■ What is expected
Your task is to print every entry below exactly as given.

● ● ● ● ●

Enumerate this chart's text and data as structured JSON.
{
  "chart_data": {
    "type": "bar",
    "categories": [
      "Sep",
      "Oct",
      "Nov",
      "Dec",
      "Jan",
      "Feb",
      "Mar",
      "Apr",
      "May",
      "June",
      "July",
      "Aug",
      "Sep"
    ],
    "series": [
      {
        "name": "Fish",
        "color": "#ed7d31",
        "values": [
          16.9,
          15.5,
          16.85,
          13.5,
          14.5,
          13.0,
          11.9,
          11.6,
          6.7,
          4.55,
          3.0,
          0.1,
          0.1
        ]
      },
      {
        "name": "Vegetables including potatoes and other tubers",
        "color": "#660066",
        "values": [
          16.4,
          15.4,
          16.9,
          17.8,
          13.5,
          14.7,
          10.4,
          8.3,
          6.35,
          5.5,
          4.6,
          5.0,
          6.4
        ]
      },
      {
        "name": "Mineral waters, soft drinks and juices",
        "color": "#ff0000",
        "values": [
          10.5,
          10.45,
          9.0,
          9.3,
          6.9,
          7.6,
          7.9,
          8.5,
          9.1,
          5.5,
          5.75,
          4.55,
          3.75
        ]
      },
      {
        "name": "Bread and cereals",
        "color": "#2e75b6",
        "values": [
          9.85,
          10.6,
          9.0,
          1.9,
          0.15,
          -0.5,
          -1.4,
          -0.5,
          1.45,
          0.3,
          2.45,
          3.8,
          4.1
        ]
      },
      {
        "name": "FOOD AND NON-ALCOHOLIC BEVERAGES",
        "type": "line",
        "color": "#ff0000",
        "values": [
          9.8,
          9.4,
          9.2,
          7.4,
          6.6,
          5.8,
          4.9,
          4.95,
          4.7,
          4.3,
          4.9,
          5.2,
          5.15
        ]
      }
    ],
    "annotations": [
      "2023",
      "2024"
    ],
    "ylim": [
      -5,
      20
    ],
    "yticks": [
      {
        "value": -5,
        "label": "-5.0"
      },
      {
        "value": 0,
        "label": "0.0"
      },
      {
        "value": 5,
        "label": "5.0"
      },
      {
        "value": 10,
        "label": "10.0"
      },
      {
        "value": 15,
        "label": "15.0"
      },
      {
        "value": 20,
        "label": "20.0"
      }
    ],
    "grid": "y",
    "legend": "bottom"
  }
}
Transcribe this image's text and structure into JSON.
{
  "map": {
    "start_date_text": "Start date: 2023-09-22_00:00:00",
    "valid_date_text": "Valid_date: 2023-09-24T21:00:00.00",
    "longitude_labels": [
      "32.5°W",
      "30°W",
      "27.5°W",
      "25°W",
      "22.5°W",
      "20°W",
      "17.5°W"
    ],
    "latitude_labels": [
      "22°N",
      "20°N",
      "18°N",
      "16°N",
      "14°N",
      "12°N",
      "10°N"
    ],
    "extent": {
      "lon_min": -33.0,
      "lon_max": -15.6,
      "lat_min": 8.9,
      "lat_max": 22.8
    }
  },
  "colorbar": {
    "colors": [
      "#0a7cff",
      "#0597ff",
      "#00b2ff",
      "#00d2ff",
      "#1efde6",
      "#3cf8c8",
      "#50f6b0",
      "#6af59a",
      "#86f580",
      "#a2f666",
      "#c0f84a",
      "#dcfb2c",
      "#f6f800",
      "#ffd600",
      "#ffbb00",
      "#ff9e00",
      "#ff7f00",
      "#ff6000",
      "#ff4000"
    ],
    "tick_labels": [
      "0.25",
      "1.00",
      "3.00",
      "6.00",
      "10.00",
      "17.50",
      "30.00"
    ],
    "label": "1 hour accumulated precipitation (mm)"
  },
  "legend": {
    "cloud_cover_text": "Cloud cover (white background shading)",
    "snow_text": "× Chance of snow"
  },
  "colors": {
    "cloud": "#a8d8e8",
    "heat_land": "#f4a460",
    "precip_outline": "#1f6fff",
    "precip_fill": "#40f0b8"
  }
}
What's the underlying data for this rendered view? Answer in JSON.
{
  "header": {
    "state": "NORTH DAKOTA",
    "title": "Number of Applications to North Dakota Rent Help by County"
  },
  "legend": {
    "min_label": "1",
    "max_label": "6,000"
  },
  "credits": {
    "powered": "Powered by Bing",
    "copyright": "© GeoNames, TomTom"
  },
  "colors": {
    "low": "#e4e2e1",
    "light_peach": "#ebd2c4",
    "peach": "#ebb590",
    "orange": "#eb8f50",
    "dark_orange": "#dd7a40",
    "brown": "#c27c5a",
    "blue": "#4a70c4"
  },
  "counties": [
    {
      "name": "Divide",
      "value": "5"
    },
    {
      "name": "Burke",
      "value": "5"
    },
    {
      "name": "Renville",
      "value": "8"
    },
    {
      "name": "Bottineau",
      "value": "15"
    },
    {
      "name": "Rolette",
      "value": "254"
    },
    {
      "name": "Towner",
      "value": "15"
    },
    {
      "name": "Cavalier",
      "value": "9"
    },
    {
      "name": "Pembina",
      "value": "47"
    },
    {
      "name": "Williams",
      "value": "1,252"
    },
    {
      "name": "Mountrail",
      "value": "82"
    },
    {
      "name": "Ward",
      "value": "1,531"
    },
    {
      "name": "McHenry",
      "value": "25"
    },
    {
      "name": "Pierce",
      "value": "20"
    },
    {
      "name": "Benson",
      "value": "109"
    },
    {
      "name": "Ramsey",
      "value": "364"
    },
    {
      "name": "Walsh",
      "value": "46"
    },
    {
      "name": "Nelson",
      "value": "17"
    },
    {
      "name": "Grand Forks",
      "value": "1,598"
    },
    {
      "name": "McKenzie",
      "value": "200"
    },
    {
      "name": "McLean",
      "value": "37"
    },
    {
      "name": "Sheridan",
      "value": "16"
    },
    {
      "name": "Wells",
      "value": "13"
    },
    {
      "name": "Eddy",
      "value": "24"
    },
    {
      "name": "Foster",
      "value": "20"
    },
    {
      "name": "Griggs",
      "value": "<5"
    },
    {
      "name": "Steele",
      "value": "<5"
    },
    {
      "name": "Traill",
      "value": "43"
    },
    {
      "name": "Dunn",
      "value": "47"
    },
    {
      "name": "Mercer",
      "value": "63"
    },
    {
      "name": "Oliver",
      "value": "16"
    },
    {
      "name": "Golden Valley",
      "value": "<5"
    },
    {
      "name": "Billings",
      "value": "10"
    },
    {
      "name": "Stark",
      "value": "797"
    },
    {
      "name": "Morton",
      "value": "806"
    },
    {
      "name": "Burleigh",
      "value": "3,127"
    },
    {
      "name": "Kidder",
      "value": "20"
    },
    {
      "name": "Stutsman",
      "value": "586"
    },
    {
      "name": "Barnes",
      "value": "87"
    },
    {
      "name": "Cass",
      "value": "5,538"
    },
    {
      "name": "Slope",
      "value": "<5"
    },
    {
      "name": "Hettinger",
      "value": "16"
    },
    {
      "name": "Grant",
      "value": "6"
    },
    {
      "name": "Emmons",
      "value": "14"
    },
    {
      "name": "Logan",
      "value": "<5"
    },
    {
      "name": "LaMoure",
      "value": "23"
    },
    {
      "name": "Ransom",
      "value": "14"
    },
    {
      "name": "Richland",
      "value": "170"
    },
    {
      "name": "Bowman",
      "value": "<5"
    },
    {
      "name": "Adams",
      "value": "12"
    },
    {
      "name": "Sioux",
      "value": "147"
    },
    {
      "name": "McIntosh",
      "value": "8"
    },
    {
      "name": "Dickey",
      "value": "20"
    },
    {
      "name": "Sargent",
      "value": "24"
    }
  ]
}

● ● ● ● ●

■ Answer to the problem
Enumerate this chart's text and data as structured JSON.
{
  "chart_data": {
    "type": "bar",
    "categories": [
      "Sep",
      "Oct",
      "Nov",
      "Dec",
      "Jan",
      "Feb",
      "Mar",
      "Apr",
      "May",
      "June",
      "July",
      "Aug",
      "Sep"
    ],
    "series": [
      {
        "name": "Fish",
        "color": "#ed7d31",
        "values": [
          16.9,
          15.5,
          16.85,
          13.5,
          14.5,
          13.0,
          11.9,
          11.6,
          6.7,
          4.55,
          3.0,
          0.1,
          0.1
        ]
      },
      {
        "name": "Vegetables including potatoes and other tubers",
        "color": "#660066",
        "values": [
          16.4,
          15.4,
          16.9,
          17.8,
          13.5,
          14.7,
          10.4,
          8.3,
          6.35,
          5.5,
          4.6,
          5.0,
          6.4
        ]
      },
      {
        "name": "Mineral waters, soft drinks and juices",
        "color": "#ff0000",
        "values": [
          10.5,
          10.45,
          9.0,
          9.3,
          6.9,
          7.6,
          7.9,
          8.5,
          9.1,
          5.5,
          5.75,
          4.55,
          3.75
        ]
      },
      {
        "name": "Bread and cereals",
        "color": "#2e75b6",
        "values": [
          9.85,
          10.6,
          9.0,
          1.9,
          0.15,
          -0.5,
          -1.4,
          -0.5,
          1.45,
          0.3,
          2.45,
          3.8,
          4.1
        ]
      },
      {
        "name": "FOOD AND NON-ALCOHOLIC BEVERAGES",
        "type": "line",
        "color": "#ff0000",
        "values": [
          9.8,
          9.4,
          9.2,
          7.4,
          6.6,
          5.8,
          4.9,
          4.95,
          4.7,
          4.3,
          4.9,
          5.2,
          5.15
        ]
      }
    ],
    "annotations": [
      "2023",
      "2024"
    ],
    "ylim": [
      -5,
      20
    ],
    "yticks": [
      {
        "value": -5,
        "label": "-5.0"
      },
      {
        "value": 0,
        "label": "0.0"
      },
      {
        "value": 5,
        "label": "5.0"
      },
      {
        "value": 10,
        "label": "10.0"
      },
      {
        "value": 15,
        "label": "15.0"
      },
      {
        "value": 20,
        "label": "20.0"
      }
    ],
    "grid": "y",
    "legend": "bottom"
  }
}
Transcribe this image's text and structure into JSON.
{
  "map": {
    "start_date_text": "Start date: 2023-09-22_00:00:00",
    "valid_date_text": "Valid_date: 2023-09-24T21:00:00.00",
    "longitude_labels": [
      "32.5°W",
      "30°W",
      "27.5°W",
      "25°W",
      "22.5°W",
      "20°W",
      "17.5°W"
    ],
    "latitude_labels": [
      "22°N",
      "20°N",
      "18°N",
      "16°N",
      "14°N",
      "12°N",
      "10°N"
    ],
    "extent": {
      "lon_min": -33.0,
      "lon_max": -15.6,
      "lat_min": 8.9,
      "lat_max": 22.8
    }
  },
  "colorbar": {
    "colors": [
      "#0a7cff",
      "#0597ff",
      "#00b2ff",
      "#00d2ff",
      "#1efde6",
      "#3cf8c8",
      "#50f6b0",
      "#6af59a",
      "#86f580",
      "#a2f666",
      "#c0f84a",
      "#dcfb2c",
      "#f6f800",
      "#ffd600",
      "#ffbb00",
      "#ff9e00",
      "#ff7f00",
      "#ff6000",
      "#ff4000"
    ],
    "tick_labels": [
      "0.25",
      "1.00",
      "3.00",
      "6.00",
      "10.00",
      "17.50",
      "30.00"
    ],
    "label": "1 hour accumulated precipitation (mm)"
  },
  "legend": {
    "cloud_cover_text": "Cloud cover (white background shading)",
    "snow_text": "× Chance of snow"
  },
  "colors": {
    "cloud": "#a8d8e8",
    "heat_land": "#f4a460",
    "precip_outline": "#1f6fff",
    "precip_fill": "#40f0b8"
  }
}
What's the underlying data for this rendered view? Answer in JSON.
{
  "header": {
    "state": "NORTH DAKOTA",
    "title": "Number of Applications to North Dakota Rent Help by County"
  },
  "legend": {
    "min_label": "1",
    "max_label": "6,000"
  },
  "credits": {
    "powered": "Powered by Bing",
    "copyright": "© GeoNames, TomTom"
  },
  "colors": {
    "low": "#e4e2e1",
    "light_peach": "#ebd2c4",
    "peach": "#ebb590",
    "orange": "#eb8f50",
    "dark_orange": "#dd7a40",
    "brown": "#c27c5a",
    "blue": "#4a70c4"
  },
  "counties": [
    {
      "name": "Divide",
      "value": "5"
    },
    {
      "name": "Burke",
      "value": "5"
    },
    {
      "name": "Renville",
      "value": "8"
    },
    {
      "name": "Bottineau",
      "value": "15"
    },
    {
      "name": "Rolette",
      "value": "254"
    },
    {
      "name": "Towner",
      "value": "15"
    },
    {
      "name": "Cavalier",
      "value": "9"
    },
    {
      "name": "Pembina",
      "value": "47"
    },
    {
      "name": "Williams",
      "value": "1,252"
    },
    {
      "name": "Mountrail",
      "value": "82"
    },
    {
      "name": "Ward",
      "value": "1,531"
    },
    {
      "name": "McHenry",
      "value": "25"
    },
    {
      "name": "Pierce",
      "value": "20"
    },
    {
      "name": "Benson",
      "value": "109"
    },
    {
      "name": "Ramsey",
      "value": "364"
    },
    {
      "name": "Walsh",
      "value": "46"
    },
    {
      "name": "Nelson",
      "value": "17"
    },
    {
      "name": "Grand Forks",
      "value": "1,598"
    },
    {
      "name": "McKenzie",
      "value": "200"
    },
    {
      "name": "McLean",
      "value": "37"
    },
    {
      "name": "Sheridan",
      "value": "16"
    },
    {
      "name": "Wells",
      "value": "13"
    },
    {
      "name": "Eddy",
      "value": "24"
    },
    {
      "name": "Foster",
      "value": "20"
    },
    {
      "name": "Griggs",
      "value": "<5"
    },
    {
      "name": "Steele",
      "value": "<5"
    },
    {
      "name": "Traill",
      "value": "43"
    },
    {
      "name": "Dunn",
      "value": "47"
    },
    {
      "name": "Mercer",
      "value": "63"
    },
    {
      "name": "Oliver",
      "value": "16"
    },
    {
      "name": "Golden Valley",
      "value": "<5"
    },
    {
      "name": "Billings",
      "value": "10"
    },
    {
      "name": "Stark",
      "value": "797"
    },
    {
      "name": "Morton",
      "value": "806"
    },
    {
      "name": "Burleigh",
      "value": "3,127"
    },
    {
      "name": "Kidder",
      "value": "20"
    },
    {
      "name": "Stutsman",
      "value": "586"
    },
    {
      "name": "Barnes",
      "value": "87"
    },
    {
      "name": "Cass",
      "value": "5,538"
    },
    {
      "name": "Slope",
      "value": "<5"
    },
    {
      "name": "Hettinger",
      "value": "16"
    },
    {
      "name": "Grant",
      "value": "6"
    },
    {
      "name": "Emmons",
      "value": "14"
    },
    {
      "name": "Logan",
      "value": "<5"
    },
    {
      "name": "LaMoure",
      "value": "23"
    },
    {
      "name": "Ransom",
      "value": "14"
    },
    {
      "name": "Richland",
      "value": "170"
    },
    {
      "name": "Bowman",
      "value": "<5"
    },
    {
      "name": "Adams",
      "value": "12"
    },
    {
      "name": "Sioux",
      "value": "147"
    },
    {
      "name": "McIntosh",
      "value": "8"
    },
    {
      "name": "Dickey",
      "value": "20"
    },
    {
      "name": "Sargent",
      "value": "24"
    }
  ]
}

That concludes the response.